- _PROMPT_
Faithfully return all lines, omitting every embedded picture.

--- begin TASK INPUTS ---

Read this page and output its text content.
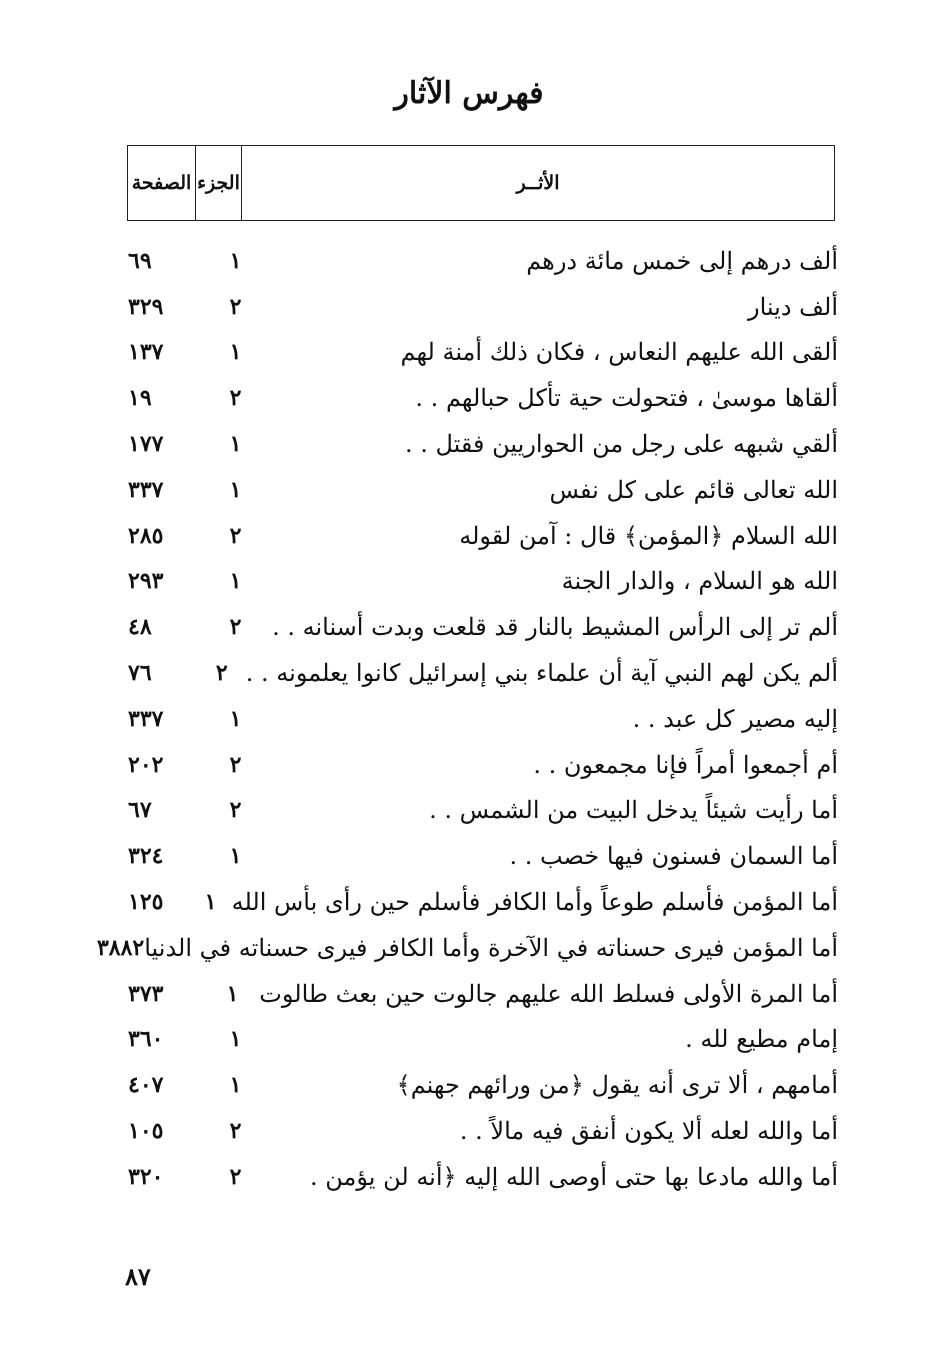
فهرس الآثار
الأثــر
الجزء
الصفحة
ألف درهم إلى خمس مائة درهم
١
٦٩
ألف دينار
٢
٣٢٩
ألقى الله عليهم النعاس ، فكان ذلك أمنة لهم
١
١٣٧
ألقاها موسىٰ ، فتحولت حية تأكل حبالهم . .
٢
١٩
ألقي شبهه على رجل من الحواريين فقتل . .
١
١٧٧
الله تعالى قائم على كل نفس
١
٣٣٧
الله السلام ﴿المؤمن﴾ قال : آمن لقوله
٢
٢٨٥
الله هو السلام ، والدار الجنة
١
٢٩٣
ألم تر إلى الرأس المشيط بالنار قد قلعت وبدت أسنانه . .
٢
٤٨
ألم يكن لهم النبي آية أن علماء بني إسرائيل كانوا يعلمونه . .
٢
٧٦
إليه مصير كل عبد . .
١
٣٣٧
أم أجمعوا أمراً فإنا مجمعون . .
٢
٢٠٢
أما رأيت شيئاً يدخل البيت من الشمس . .
٢
٦٧
أما السمان فسنون فيها خصب . .
١
٣٢٤
أما المؤمن فأسلم طوعاً وأما الكافر فأسلم حين رأى بأس الله
١
١٢٥
أما المؤمن فيرى حسناته في الآخرة وأما الكافر فيرى حسناته في الدنيا
٢
٣٨٨
أما المرة الأولى فسلط الله عليهم جالوت حين بعث طالوت
١
٣٧٣
إمام مطيع لله .
١
٣٦٠
أمامهم ، ألا ترى أنه يقول ﴿من ورائهم جهنم﴾
١
٤٠٧
أما والله لعله ألا يكون أنفق فيه مالاً . .
٢
١٠٥
أما والله مادعا بها حتى أوصى الله إليه ﴿أنه لن يؤمن .
٢
٣٢٠
٨٧
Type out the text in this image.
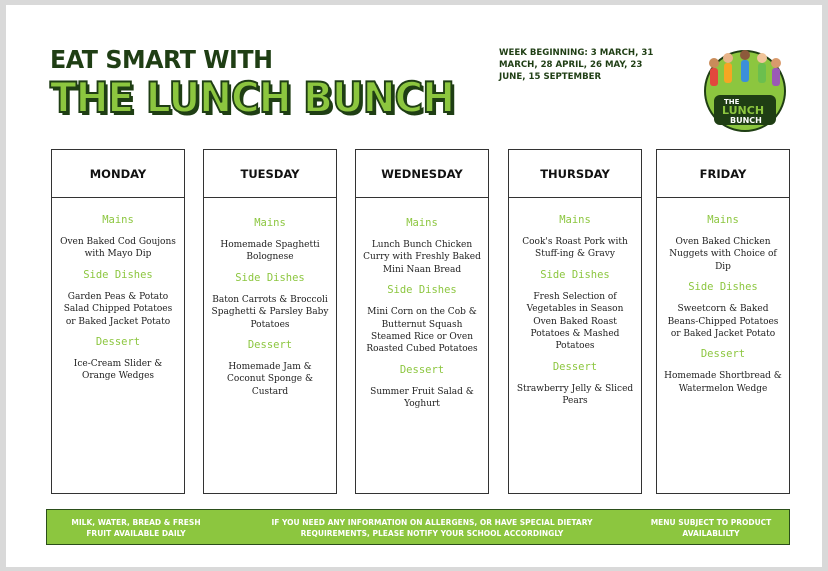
EAT SMART WITH
THE LUNCH BUNCH
WEEK BEGINNING: 3 MARCH, 31 MARCH, 28 APRIL, 26 MAY, 23 JUNE, 15 SEPTEMBER
THE
LUNCH
BUNCH
MONDAY
Mains
Oven Baked Cod Goujons with Mayo Dip
Side Dishes
Garden Peas & Potato Salad Chipped Potatoes or Baked Jacket Potato
Dessert
Ice-Cream Slider & Orange Wedges
TUESDAY
Mains
Homemade Spaghetti Bolognese
Side Dishes
Baton Carrots & Broccoli Spaghetti & Parsley Baby Potatoes
Dessert
Homemade Jam & Coconut Sponge & Custard
WEDNESDAY
Mains
Lunch Bunch Chicken Curry with Freshly Baked Mini Naan Bread
Side Dishes
Mini Corn on the Cob & Butternut Squash Steamed Rice or Oven Roasted Cubed Potatoes
Dessert
Summer Fruit Salad & Yoghurt
THURSDAY
Mains
Cook's Roast Pork with Stuff-ing & Gravy
Side Dishes
Fresh Selection of Vegetables in Season Oven Baked Roast Potatoes & Mashed Potatoes
Dessert
Strawberry Jelly & Sliced Pears
FRIDAY
Mains
Oven Baked Chicken Nuggets with Choice of Dip
Side Dishes
Sweetcorn & Baked Beans-Chipped Potatoes or Baked Jacket Potato
Dessert
Homemade Shortbread & Watermelon Wedge
MILK, WATER, BREAD & FRESH FRUIT AVAILABLE DAILY
IF YOU NEED ANY INFORMATION ON ALLERGENS, OR HAVE SPECIAL DIETARY REQUIREMENTS, PLEASE NOTIFY YOUR SCHOOL ACCORDINGLY
MENU SUBJECT TO PRODUCT AVAILABLILTY
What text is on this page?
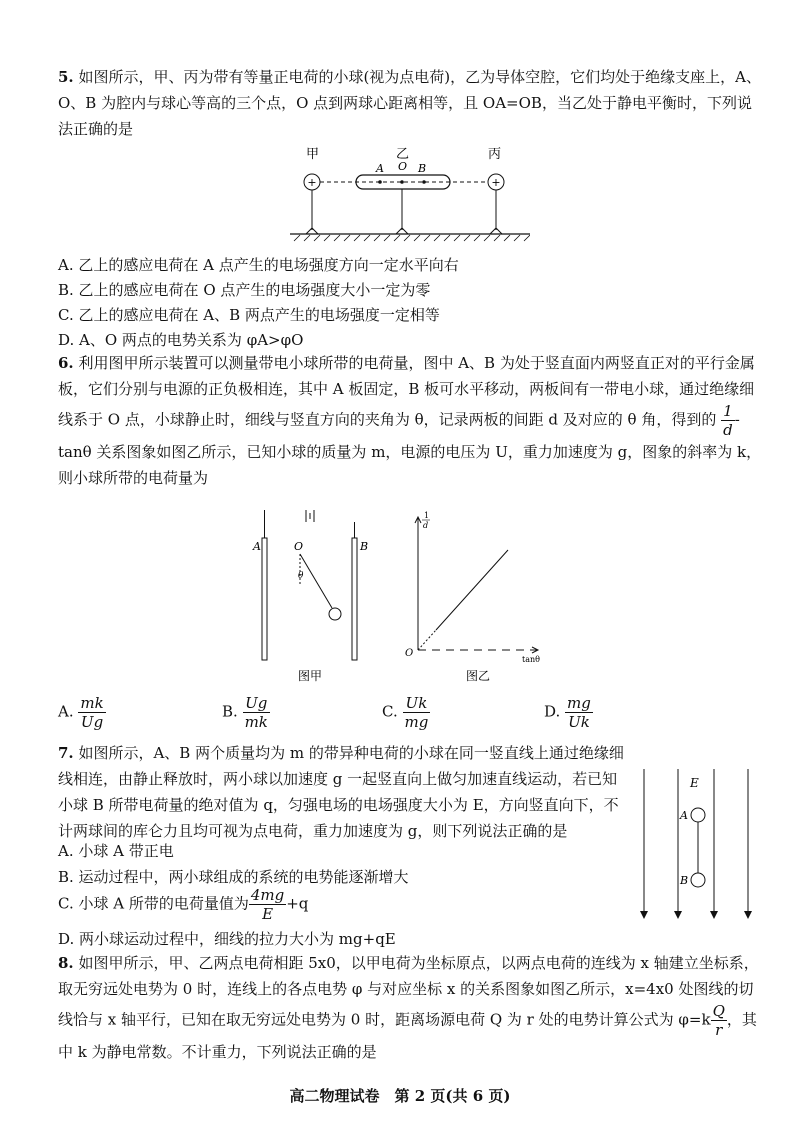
5. 如图所示，甲、丙为带有等量正电荷的小球(视为点电荷)，乙为导体空腔，它们均处于绝缘支座上，A、O、B 为腔内与球心等高的三个点，O 点到两球心距离相等，且 OA=OB，当乙处于静电平衡时，下列说法正确的是
甲	乙	丙
+	+
A O B
A. 乙上的感应电荷在 A 点产生的电场强度方向一定水平向右
B. 乙上的感应电荷在 O 点产生的电场强度大小一定为零
C. 乙上的感应电荷在 A、B 两点产生的电场强度一定相等
D. A、O 两点的电势关系为 φA>φO
6. 利用图甲所示装置可以测量带电小球所带的电荷量，图中 A、B 为处于竖直面内两竖直正对的平行金属板，它们分别与电源的正负极相连，其中 A 板固定，B 板可水平移动，两板间有一带电小球，通过绝缘细线系于 O 点，小球静止时，细线与竖直方向的夹角为 θ，记录两板的间距 d 及对应的 θ 角，得到的 $\frac{1}{d} -\tan\theta$ 关系图象如图乙所示，已知小球的质量为 m，电源的电压为 U，重力加速度为 g，图象的斜率为 k，则小球所带的电荷量为
A	B
O
θ
图甲
1
d
O
tanθ
图乙
A. $\frac{mk}{Ug}$	B. $\frac{Ug}{mk}$	C. $\frac{Uk}{mg}$	D. $\frac{mg}{Uk}$
7. 如图所示，A、B 两个质量均为 m 的带异种电荷的小球在同一竖直线上通过绝缘细线相连，由静止释放时，两小球以加速度 g 一起竖直向上做匀加速直线运动，若已知小球 B 所带电荷量的绝对值为 q，匀强电场的电场强度大小为 E，方向竖直向下，不计两球间的库仑力且均可视为点电荷，重力加速度为 g，则下列说法正确的是
E
A
B
A. 小球 A 带正电
B. 运动过程中，两小球组成的系统的电势能逐渐增大
C. 小球 A 所带的电荷量值为 $\frac{4mg}{E} +q$
D. 两小球运动过程中，细线的拉力大小为 mg+qE
8. 如图甲所示，甲、乙两点电荷相距 5x0，以甲电荷为坐标原点，以两点电荷的连线为 x 轴建立坐标系，取无穷远处电势为 0 时，连线上的各点电势 φ 与对应坐标 x 的关系图象如图乙所示，x=4x0 处图线的切线恰与 x 轴平行，已知在取无穷远处电势为 0 时，距离场源电荷 Q 为 r 处的电势计算公式为 $\varphi=k \frac{Q}{r}$ ，其中 k 为静电常数。不计重力，下列说法正确的是
高二物理试卷　第 2 页(共 6 页)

--- end TASK INPUTS ---

- _EXERCISE RESPONSE_
Read this page and output its text content.
فهرس الآثار
الأثــر
الجزء
الصفحة
ألف درهم إلى خمس مائة درهم
١
٦٩
ألف دينار
٢
٣٢٩
ألقى الله عليهم النعاس ، فكان ذلك أمنة لهم
١
١٣٧
ألقاها موسىٰ ، فتحولت حية تأكل حبالهم . .
٢
١٩
ألقي شبهه على رجل من الحواريين فقتل . .
١
١٧٧
الله تعالى قائم على كل نفس
١
٣٣٧
الله السلام ﴿المؤمن﴾ قال : آمن لقوله
٢
٢٨٥
الله هو السلام ، والدار الجنة
١
٢٩٣
ألم تر إلى الرأس المشيط بالنار قد قلعت وبدت أسنانه . .
٢
٤٨
ألم يكن لهم النبي آية أن علماء بني إسرائيل كانوا يعلمونه . .
٢
٧٦
إليه مصير كل عبد . .
١
٣٣٧
أم أجمعوا أمراً فإنا مجمعون . .
٢
٢٠٢
أما رأيت شيئاً يدخل البيت من الشمس . .
٢
٦٧
أما السمان فسنون فيها خصب . .
١
٣٢٤
أما المؤمن فأسلم طوعاً وأما الكافر فأسلم حين رأى بأس الله
١
١٢٥
أما المؤمن فيرى حسناته في الآخرة وأما الكافر فيرى حسناته في الدنيا
٢
٣٨٨
أما المرة الأولى فسلط الله عليهم جالوت حين بعث طالوت
١
٣٧٣
إمام مطيع لله .
١
٣٦٠
أمامهم ، ألا ترى أنه يقول ﴿من ورائهم جهنم﴾
١
٤٠٧
أما والله لعله ألا يكون أنفق فيه مالاً . .
٢
١٠٥
أما والله مادعا بها حتى أوصى الله إليه ﴿أنه لن يؤمن .
٢
٣٢٠
٨٧
Type out the text in this image.
EAT SMART WITH
THE LUNCH BUNCH
WEEK BEGINNING: 3 MARCH, 31 MARCH, 28 APRIL, 26 MAY, 23 JUNE, 15 SEPTEMBER
THE
LUNCH
BUNCH
MONDAY
Mains
Oven Baked Cod Goujons with Mayo Dip
Side Dishes
Garden Peas & Potato Salad Chipped Potatoes or Baked Jacket Potato
Dessert
Ice-Cream Slider & Orange Wedges
TUESDAY
Mains
Homemade Spaghetti Bolognese
Side Dishes
Baton Carrots & Broccoli Spaghetti & Parsley Baby Potatoes
Dessert
Homemade Jam & Coconut Sponge & Custard
WEDNESDAY
Mains
Lunch Bunch Chicken Curry with Freshly Baked Mini Naan Bread
Side Dishes
Mini Corn on the Cob & Butternut Squash Steamed Rice or Oven Roasted Cubed Potatoes
Dessert
Summer Fruit Salad & Yoghurt
THURSDAY
Mains
Cook's Roast Pork with Stuff-ing & Gravy
Side Dishes
Fresh Selection of Vegetables in Season Oven Baked Roast Potatoes & Mashed Potatoes
Dessert
Strawberry Jelly & Sliced Pears
FRIDAY
Mains
Oven Baked Chicken Nuggets with Choice of Dip
Side Dishes
Sweetcorn & Baked Beans-Chipped Potatoes or Baked Jacket Potato
Dessert
Homemade Shortbread & Watermelon Wedge
MILK, WATER, BREAD & FRESH FRUIT AVAILABLE DAILY
IF YOU NEED ANY INFORMATION ON ALLERGENS, OR HAVE SPECIAL DIETARY REQUIREMENTS, PLEASE NOTIFY YOUR SCHOOL ACCORDINGLY
MENU SUBJECT TO PRODUCT AVAILABLILTY
What text is on this page?
5. 如图所示，甲、丙为带有等量正电荷的小球(视为点电荷)，乙为导体空腔，它们均处于绝缘支座上，A、O、B 为腔内与球心等高的三个点，O 点到两球心距离相等，且 OA=OB，当乙处于静电平衡时，下列说法正确的是
甲	乙	丙
+	+
A O B
A. 乙上的感应电荷在 A 点产生的电场强度方向一定水平向右
B. 乙上的感应电荷在 O 点产生的电场强度大小一定为零
C. 乙上的感应电荷在 A、B 两点产生的电场强度一定相等
D. A、O 两点的电势关系为 φA>φO
6. 利用图甲所示装置可以测量带电小球所带的电荷量，图中 A、B 为处于竖直面内两竖直正对的平行金属板，它们分别与电源的正负极相连，其中 A 板固定，B 板可水平移动，两板间有一带电小球，通过绝缘细线系于 O 点，小球静止时，细线与竖直方向的夹角为 θ，记录两板的间距 d 及对应的 θ 角，得到的 $\frac{1}{d} -\tan\theta$ 关系图象如图乙所示，已知小球的质量为 m，电源的电压为 U，重力加速度为 g，图象的斜率为 k，则小球所带的电荷量为
A	B
O
θ
图甲
1
d
O
tanθ
图乙
A. $\frac{mk}{Ug}$	B. $\frac{Ug}{mk}$	C. $\frac{Uk}{mg}$	D. $\frac{mg}{Uk}$
7. 如图所示，A、B 两个质量均为 m 的带异种电荷的小球在同一竖直线上通过绝缘细线相连，由静止释放时，两小球以加速度 g 一起竖直向上做匀加速直线运动，若已知小球 B 所带电荷量的绝对值为 q，匀强电场的电场强度大小为 E，方向竖直向下，不计两球间的库仑力且均可视为点电荷，重力加速度为 g，则下列说法正确的是
E
A
B
A. 小球 A 带正电
B. 运动过程中，两小球组成的系统的电势能逐渐增大
C. 小球 A 所带的电荷量值为 $\frac{4mg}{E} +q$
D. 两小球运动过程中，细线的拉力大小为 mg+qE
8. 如图甲所示，甲、乙两点电荷相距 5x0，以甲电荷为坐标原点，以两点电荷的连线为 x 轴建立坐标系，取无穷远处电势为 0 时，连线上的各点电势 φ 与对应坐标 x 的关系图象如图乙所示，x=4x0 处图线的切线恰与 x 轴平行，已知在取无穷远处电势为 0 时，距离场源电荷 Q 为 r 处的电势计算公式为 $\varphi=k \frac{Q}{r}$ ，其中 k 为静电常数。不计重力，下列说法正确的是
高二物理试卷　第 2 页(共 6 页)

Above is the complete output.